#### [INSTRUCTION]
Write the listing out again, all of it, word for word.

#### [ENTRIES]
========================

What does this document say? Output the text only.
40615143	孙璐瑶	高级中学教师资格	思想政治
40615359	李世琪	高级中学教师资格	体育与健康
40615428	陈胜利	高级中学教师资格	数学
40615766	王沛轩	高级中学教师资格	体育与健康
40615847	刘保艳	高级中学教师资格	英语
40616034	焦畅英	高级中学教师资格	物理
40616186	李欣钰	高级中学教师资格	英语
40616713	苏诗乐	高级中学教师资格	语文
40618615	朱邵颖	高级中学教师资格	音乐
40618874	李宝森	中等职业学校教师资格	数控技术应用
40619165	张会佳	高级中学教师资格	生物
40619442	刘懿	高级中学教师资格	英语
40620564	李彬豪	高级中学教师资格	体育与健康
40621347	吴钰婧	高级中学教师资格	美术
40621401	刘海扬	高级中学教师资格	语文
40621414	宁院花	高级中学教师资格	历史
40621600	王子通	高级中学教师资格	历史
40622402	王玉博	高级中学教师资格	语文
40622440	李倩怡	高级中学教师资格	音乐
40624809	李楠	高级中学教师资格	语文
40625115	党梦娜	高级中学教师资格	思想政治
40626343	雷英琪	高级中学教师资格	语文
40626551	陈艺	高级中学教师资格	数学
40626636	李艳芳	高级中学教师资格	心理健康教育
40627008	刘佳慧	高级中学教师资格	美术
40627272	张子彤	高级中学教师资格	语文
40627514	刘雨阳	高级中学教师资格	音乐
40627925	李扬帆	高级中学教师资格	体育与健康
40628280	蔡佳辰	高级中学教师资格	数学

========================

#### [SOLUTION FOR THIS PROBLEM]
What does this document say? Output the text only.
40615143	孙璐瑶	高级中学教师资格	思想政治
40615359	李世琪	高级中学教师资格	体育与健康
40615428	陈胜利	高级中学教师资格	数学
40615766	王沛轩	高级中学教师资格	体育与健康
40615847	刘保艳	高级中学教师资格	英语
40616034	焦畅英	高级中学教师资格	物理
40616186	李欣钰	高级中学教师资格	英语
40616713	苏诗乐	高级中学教师资格	语文
40618615	朱邵颖	高级中学教师资格	音乐
40618874	李宝森	中等职业学校教师资格	数控技术应用
40619165	张会佳	高级中学教师资格	生物
40619442	刘懿	高级中学教师资格	英语
40620564	李彬豪	高级中学教师资格	体育与健康
40621347	吴钰婧	高级中学教师资格	美术
40621401	刘海扬	高级中学教师资格	语文
40621414	宁院花	高级中学教师资格	历史
40621600	王子通	高级中学教师资格	历史
40622402	王玉博	高级中学教师资格	语文
40622440	李倩怡	高级中学教师资格	音乐
40624809	李楠	高级中学教师资格	语文
40625115	党梦娜	高级中学教师资格	思想政治
40626343	雷英琪	高级中学教师资格	语文
40626551	陈艺	高级中学教师资格	数学
40626636	李艳芳	高级中学教师资格	心理健康教育
40627008	刘佳慧	高级中学教师资格	美术
40627272	张子彤	高级中学教师资格	语文
40627514	刘雨阳	高级中学教师资格	音乐
40627925	李扬帆	高级中学教师资格	体育与健康
40628280	蔡佳辰	高级中学教师资格	数学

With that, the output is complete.